DESCRIPTION OF THE TASK: From the entries below, gather each line containing the word "було".

SUPPLIED MATERIAL:
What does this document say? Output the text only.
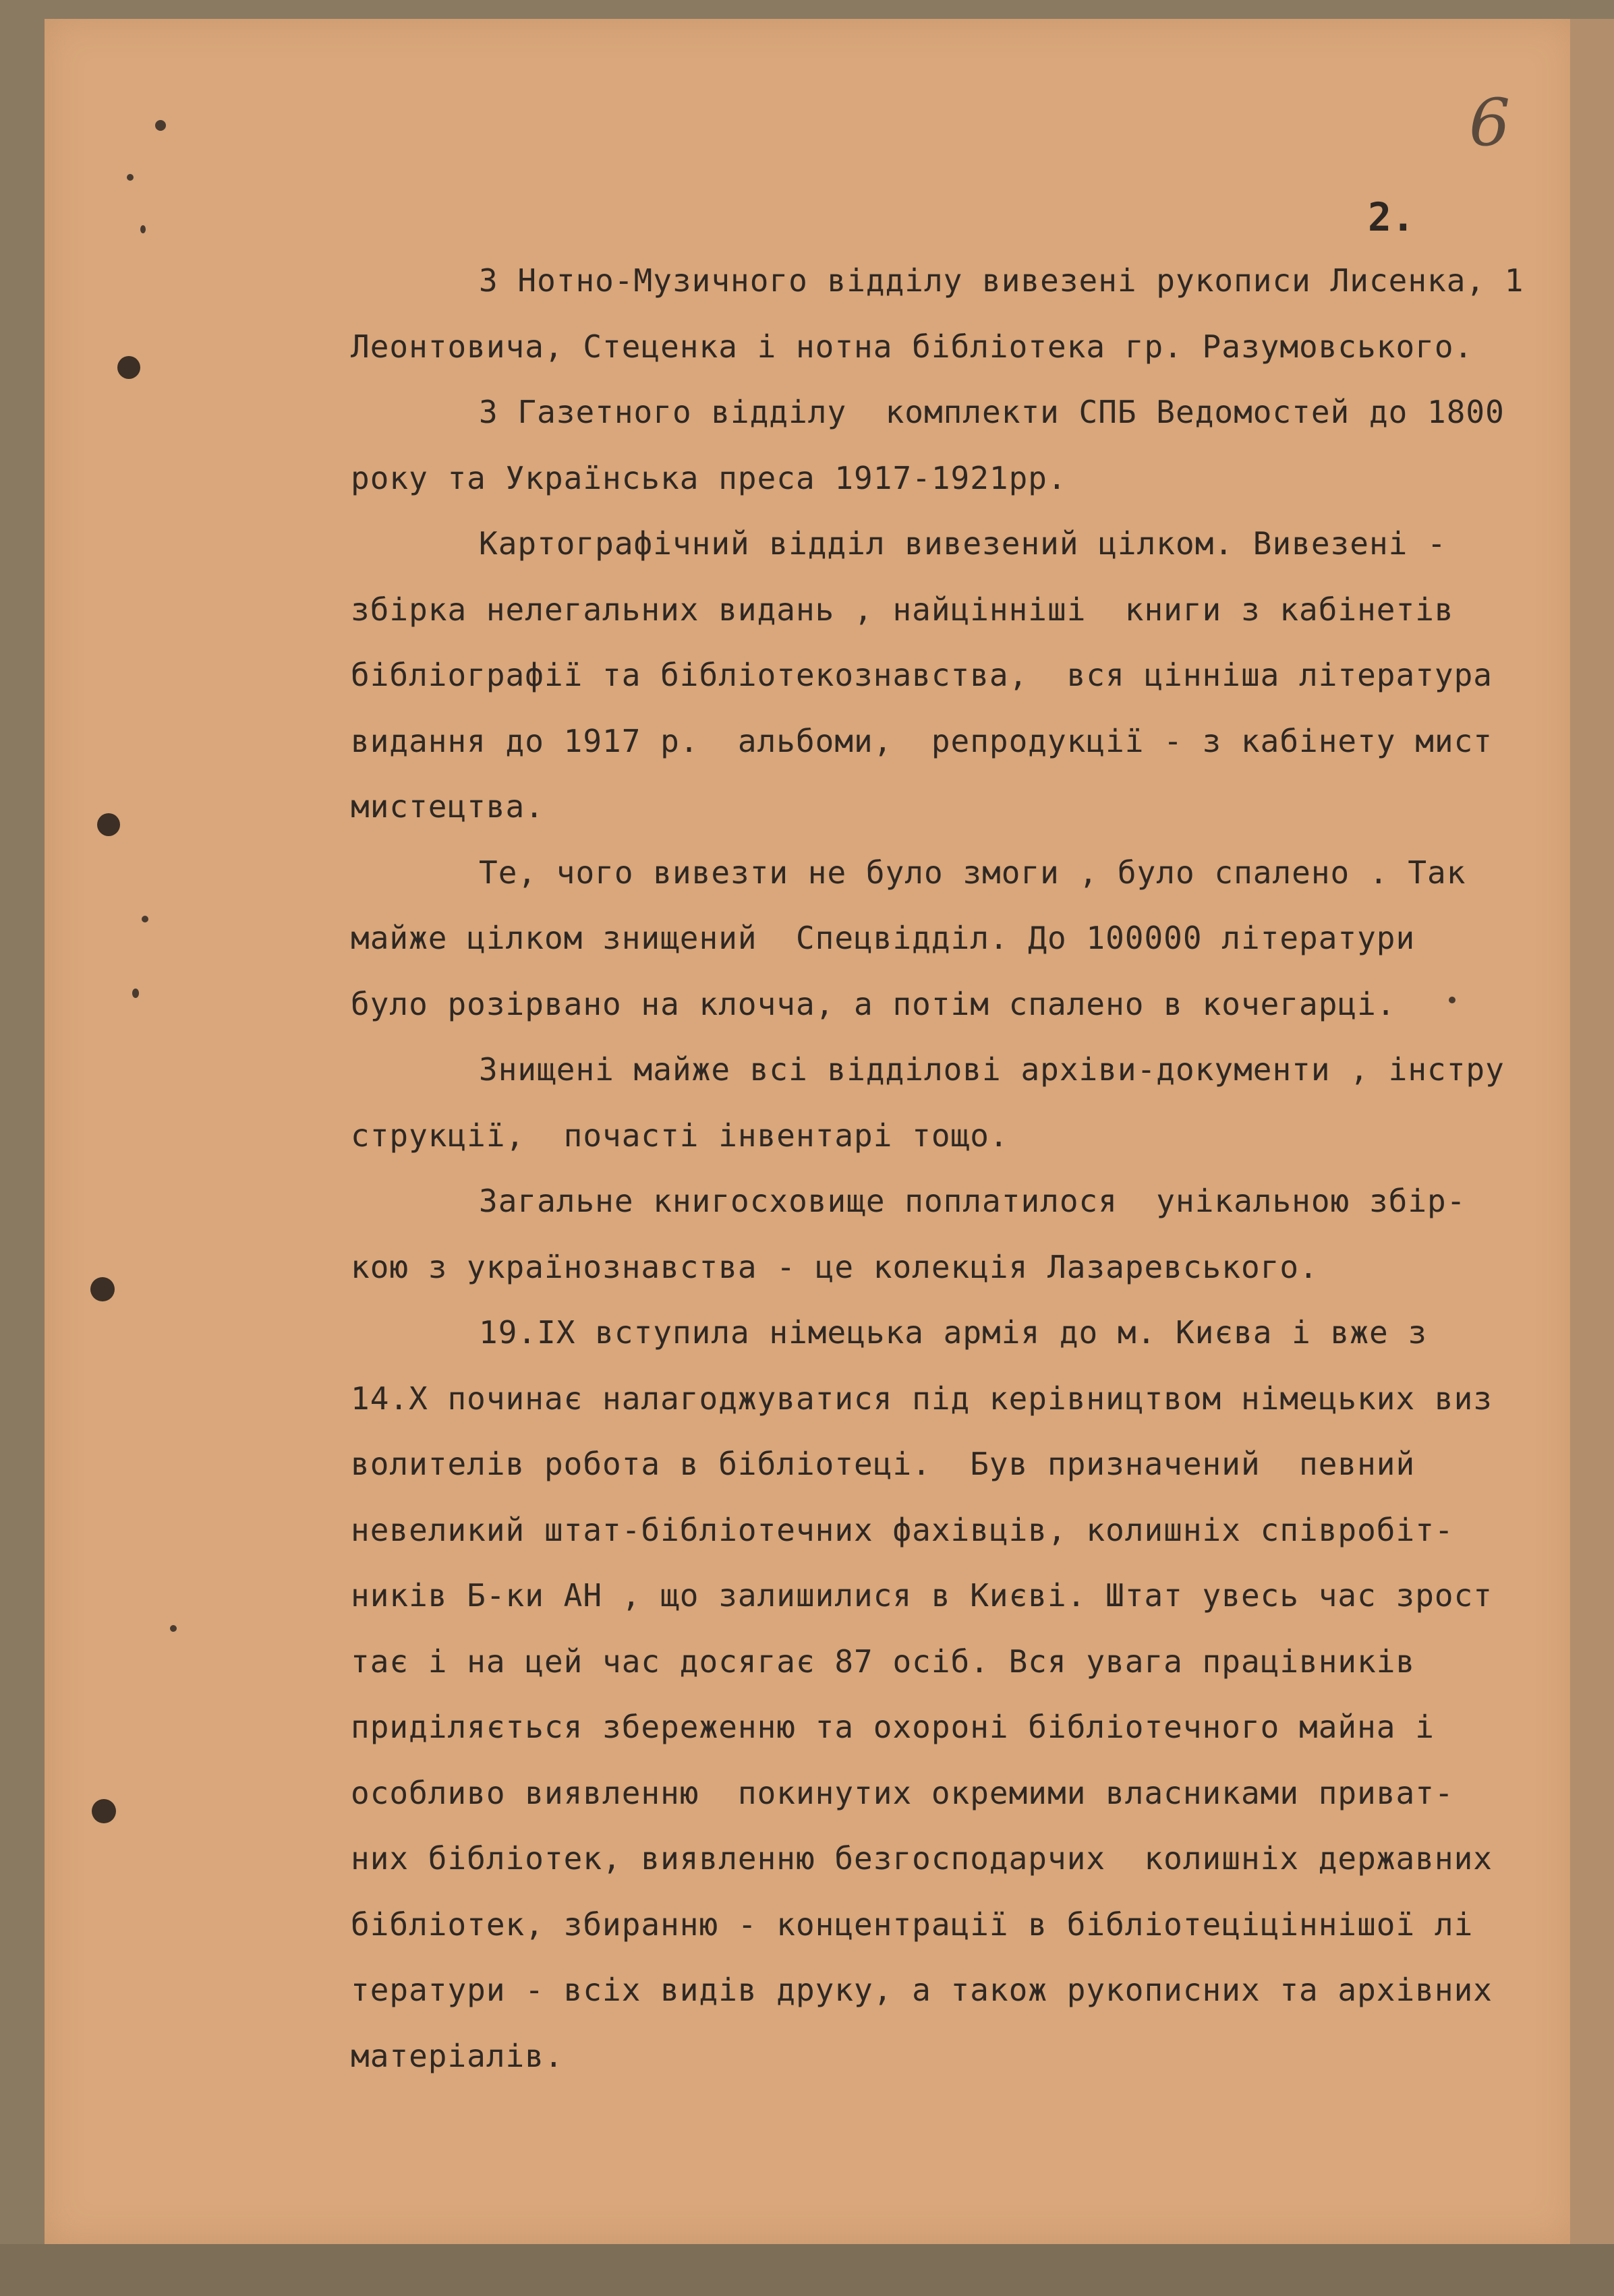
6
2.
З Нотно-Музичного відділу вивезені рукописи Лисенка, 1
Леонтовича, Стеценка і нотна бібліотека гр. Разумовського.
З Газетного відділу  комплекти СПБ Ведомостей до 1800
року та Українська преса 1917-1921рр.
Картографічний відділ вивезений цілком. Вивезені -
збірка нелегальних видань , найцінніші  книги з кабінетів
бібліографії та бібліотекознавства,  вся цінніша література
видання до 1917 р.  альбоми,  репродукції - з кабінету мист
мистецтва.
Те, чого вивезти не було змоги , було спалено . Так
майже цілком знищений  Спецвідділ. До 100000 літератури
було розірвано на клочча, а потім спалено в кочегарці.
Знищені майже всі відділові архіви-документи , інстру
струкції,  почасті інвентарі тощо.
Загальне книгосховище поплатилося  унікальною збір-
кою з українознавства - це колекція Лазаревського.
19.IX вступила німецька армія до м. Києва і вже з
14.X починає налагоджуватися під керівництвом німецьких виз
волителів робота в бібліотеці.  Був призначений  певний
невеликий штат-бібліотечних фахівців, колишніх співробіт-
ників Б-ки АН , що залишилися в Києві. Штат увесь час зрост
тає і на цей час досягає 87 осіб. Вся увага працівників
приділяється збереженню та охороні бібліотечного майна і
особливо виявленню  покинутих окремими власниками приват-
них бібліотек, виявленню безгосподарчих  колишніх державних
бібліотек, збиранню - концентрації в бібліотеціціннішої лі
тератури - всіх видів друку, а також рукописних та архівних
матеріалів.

---

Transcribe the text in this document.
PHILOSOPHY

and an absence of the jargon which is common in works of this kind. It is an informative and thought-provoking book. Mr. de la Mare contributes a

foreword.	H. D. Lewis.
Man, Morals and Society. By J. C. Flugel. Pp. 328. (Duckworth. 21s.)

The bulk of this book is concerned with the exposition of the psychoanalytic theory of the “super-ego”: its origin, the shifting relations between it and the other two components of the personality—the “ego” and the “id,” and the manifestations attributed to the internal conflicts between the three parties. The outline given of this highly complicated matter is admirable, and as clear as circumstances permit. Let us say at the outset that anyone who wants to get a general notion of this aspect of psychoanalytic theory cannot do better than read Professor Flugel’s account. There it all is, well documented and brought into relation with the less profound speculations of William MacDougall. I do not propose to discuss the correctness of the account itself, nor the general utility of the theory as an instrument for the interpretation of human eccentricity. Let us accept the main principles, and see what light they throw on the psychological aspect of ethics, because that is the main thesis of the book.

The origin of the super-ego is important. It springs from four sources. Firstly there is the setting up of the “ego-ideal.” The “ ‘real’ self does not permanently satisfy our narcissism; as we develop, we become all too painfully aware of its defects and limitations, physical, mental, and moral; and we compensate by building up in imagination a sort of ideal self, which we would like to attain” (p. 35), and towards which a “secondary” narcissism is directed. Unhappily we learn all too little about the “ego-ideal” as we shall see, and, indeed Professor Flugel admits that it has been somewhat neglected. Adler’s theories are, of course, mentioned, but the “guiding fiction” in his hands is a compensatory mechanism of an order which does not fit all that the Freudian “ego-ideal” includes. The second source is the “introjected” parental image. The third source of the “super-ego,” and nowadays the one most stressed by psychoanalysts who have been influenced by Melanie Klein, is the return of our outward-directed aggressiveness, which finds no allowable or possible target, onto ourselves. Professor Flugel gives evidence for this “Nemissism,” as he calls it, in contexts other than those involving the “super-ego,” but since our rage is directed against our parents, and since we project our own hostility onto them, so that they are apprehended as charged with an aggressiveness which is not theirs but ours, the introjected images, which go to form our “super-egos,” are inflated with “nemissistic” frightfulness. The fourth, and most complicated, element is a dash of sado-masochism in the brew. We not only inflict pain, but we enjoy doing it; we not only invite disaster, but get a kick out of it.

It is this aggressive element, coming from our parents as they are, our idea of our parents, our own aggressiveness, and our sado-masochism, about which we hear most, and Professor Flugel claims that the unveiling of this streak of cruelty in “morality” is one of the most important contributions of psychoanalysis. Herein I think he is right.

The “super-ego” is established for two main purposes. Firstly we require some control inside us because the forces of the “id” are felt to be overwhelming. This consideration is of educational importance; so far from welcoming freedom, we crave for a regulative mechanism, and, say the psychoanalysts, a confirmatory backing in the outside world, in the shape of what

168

==

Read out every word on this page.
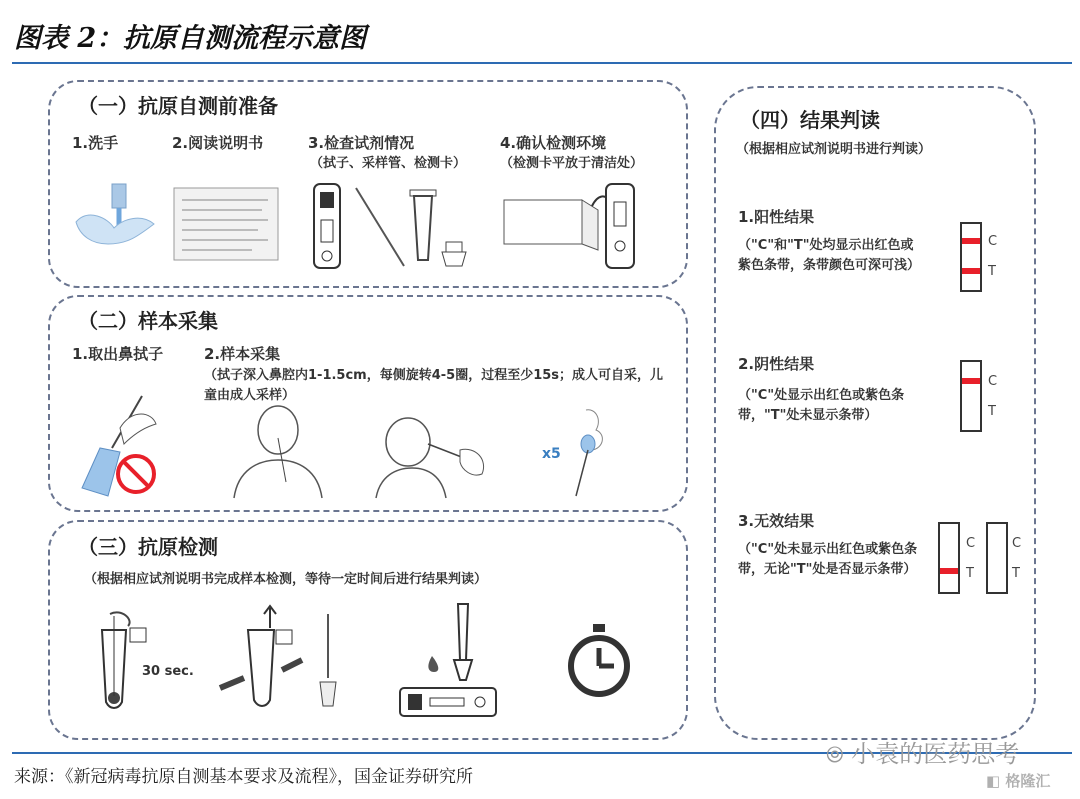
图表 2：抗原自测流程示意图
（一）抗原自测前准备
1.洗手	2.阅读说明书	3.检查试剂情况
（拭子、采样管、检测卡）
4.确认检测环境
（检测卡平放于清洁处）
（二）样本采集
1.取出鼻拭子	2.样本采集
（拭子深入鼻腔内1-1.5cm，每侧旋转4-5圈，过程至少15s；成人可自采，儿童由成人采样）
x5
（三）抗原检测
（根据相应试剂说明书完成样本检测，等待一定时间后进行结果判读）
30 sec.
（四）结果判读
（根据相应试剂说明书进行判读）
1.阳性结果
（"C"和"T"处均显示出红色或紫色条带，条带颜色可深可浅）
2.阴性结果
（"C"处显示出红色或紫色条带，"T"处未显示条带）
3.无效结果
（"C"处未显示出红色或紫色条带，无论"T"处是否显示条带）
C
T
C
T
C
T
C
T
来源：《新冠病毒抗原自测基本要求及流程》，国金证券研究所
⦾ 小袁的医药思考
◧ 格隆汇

EXPECTED OUTPUT:
Те, чого вивезти не було змоги , було спалено . Так
було розірвано на клочча, а потім спалено в кочегарці.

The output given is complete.